## Set problem
Set out each line from the following listing that includes the word "ovulatory".

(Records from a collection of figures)
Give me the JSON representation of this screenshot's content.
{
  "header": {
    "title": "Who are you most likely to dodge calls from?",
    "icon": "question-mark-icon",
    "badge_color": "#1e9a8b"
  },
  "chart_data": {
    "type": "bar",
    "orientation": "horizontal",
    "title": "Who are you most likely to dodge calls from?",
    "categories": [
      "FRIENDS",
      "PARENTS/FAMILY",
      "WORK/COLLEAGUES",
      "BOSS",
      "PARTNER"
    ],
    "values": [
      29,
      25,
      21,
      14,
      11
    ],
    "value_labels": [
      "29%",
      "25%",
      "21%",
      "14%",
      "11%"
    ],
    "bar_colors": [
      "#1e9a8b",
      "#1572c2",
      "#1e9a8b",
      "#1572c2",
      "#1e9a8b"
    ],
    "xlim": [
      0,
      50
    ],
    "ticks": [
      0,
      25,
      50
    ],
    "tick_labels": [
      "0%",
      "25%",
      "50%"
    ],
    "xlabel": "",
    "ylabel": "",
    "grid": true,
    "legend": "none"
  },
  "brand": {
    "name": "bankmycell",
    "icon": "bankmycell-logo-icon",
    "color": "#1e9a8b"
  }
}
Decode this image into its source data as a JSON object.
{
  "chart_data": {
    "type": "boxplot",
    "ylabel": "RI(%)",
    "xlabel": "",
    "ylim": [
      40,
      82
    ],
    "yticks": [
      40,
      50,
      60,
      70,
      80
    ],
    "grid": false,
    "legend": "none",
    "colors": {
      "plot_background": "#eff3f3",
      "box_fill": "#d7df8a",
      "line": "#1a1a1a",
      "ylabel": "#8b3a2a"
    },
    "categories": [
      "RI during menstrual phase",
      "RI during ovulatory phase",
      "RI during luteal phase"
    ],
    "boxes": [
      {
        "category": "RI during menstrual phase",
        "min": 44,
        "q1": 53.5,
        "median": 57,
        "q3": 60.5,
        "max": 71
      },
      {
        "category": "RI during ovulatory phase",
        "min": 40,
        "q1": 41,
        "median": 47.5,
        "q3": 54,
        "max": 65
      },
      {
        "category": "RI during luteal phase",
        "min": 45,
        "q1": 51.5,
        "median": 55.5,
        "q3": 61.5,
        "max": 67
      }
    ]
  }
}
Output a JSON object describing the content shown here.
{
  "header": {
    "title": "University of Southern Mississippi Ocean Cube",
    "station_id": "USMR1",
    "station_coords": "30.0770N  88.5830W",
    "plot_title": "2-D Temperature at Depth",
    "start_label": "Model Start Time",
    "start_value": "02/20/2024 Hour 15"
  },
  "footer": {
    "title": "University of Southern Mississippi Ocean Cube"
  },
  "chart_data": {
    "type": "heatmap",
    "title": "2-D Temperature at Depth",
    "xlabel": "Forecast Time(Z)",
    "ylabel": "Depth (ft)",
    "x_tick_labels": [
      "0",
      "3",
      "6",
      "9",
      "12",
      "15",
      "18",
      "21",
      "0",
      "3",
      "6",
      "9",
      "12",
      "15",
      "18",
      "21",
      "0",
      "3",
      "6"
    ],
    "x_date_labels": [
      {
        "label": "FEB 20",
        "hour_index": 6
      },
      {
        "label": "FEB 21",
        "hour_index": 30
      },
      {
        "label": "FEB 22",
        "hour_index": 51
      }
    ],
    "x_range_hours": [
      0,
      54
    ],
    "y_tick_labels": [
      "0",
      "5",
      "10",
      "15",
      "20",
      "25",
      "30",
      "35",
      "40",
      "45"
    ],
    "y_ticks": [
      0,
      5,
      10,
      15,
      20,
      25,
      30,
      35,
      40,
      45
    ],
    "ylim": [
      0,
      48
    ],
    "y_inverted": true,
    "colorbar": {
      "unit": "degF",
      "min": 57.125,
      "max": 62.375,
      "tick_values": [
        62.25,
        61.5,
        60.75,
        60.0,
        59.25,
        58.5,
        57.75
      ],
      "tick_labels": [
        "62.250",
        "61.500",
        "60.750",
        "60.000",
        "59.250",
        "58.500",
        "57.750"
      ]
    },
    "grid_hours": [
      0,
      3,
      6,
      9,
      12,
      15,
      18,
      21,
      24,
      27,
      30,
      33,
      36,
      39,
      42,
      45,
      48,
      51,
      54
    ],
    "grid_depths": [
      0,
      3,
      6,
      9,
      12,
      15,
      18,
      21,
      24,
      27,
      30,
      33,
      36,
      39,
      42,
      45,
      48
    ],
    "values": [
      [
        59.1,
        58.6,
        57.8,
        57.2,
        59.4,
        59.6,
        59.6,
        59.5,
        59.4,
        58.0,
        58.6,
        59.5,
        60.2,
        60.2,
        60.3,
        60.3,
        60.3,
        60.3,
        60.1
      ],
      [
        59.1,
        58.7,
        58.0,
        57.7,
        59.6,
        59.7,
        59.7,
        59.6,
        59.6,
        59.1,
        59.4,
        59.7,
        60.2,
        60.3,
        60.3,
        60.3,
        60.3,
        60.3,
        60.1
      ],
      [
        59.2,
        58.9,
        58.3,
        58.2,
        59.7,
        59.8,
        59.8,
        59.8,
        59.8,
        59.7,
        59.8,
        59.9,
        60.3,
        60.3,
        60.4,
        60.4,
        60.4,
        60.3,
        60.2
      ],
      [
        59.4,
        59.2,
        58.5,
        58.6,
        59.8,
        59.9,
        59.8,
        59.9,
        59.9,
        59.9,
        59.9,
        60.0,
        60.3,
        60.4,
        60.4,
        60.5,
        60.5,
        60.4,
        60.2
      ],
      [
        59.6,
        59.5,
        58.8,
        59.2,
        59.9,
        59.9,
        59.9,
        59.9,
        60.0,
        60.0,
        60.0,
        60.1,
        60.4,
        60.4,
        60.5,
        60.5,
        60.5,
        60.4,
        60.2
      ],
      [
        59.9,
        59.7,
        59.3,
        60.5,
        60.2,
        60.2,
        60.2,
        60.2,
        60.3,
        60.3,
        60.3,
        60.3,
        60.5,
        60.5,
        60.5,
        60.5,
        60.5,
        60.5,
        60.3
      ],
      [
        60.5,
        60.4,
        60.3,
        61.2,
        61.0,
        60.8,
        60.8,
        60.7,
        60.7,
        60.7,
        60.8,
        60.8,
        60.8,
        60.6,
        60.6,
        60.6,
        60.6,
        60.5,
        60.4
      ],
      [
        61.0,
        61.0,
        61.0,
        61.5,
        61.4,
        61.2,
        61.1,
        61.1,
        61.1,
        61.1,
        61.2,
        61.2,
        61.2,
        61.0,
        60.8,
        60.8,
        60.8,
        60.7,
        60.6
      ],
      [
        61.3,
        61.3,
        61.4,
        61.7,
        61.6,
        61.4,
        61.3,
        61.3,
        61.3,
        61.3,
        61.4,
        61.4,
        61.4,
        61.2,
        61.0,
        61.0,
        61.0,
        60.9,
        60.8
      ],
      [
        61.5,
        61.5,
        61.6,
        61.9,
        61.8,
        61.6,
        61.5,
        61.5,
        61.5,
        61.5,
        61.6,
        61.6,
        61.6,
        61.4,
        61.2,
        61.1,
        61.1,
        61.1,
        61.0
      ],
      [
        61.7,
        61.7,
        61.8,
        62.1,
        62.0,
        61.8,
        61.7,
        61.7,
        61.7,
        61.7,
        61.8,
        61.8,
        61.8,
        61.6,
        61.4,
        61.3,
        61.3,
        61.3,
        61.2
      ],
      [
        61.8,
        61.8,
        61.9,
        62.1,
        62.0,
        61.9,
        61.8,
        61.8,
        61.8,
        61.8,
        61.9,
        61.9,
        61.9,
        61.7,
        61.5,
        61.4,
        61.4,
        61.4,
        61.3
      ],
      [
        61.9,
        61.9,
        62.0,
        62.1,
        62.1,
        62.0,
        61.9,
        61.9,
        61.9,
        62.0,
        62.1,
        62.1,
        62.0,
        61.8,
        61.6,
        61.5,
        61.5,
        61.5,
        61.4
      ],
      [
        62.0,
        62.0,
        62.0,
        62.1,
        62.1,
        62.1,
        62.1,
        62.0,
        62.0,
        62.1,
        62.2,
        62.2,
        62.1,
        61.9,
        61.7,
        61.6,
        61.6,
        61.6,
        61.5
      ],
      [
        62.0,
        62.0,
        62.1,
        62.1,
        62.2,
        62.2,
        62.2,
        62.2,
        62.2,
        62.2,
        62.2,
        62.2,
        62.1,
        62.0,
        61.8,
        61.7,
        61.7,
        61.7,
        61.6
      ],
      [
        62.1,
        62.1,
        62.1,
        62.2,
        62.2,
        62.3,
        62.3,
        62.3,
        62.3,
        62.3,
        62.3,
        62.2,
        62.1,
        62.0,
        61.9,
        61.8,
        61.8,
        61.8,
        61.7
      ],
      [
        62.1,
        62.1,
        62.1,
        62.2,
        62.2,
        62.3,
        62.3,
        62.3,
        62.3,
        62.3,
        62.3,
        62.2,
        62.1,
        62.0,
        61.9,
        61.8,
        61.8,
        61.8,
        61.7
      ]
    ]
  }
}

## Output for this exercise
      "RI during ovulatory phase",
        "category": "RI during ovulatory phase",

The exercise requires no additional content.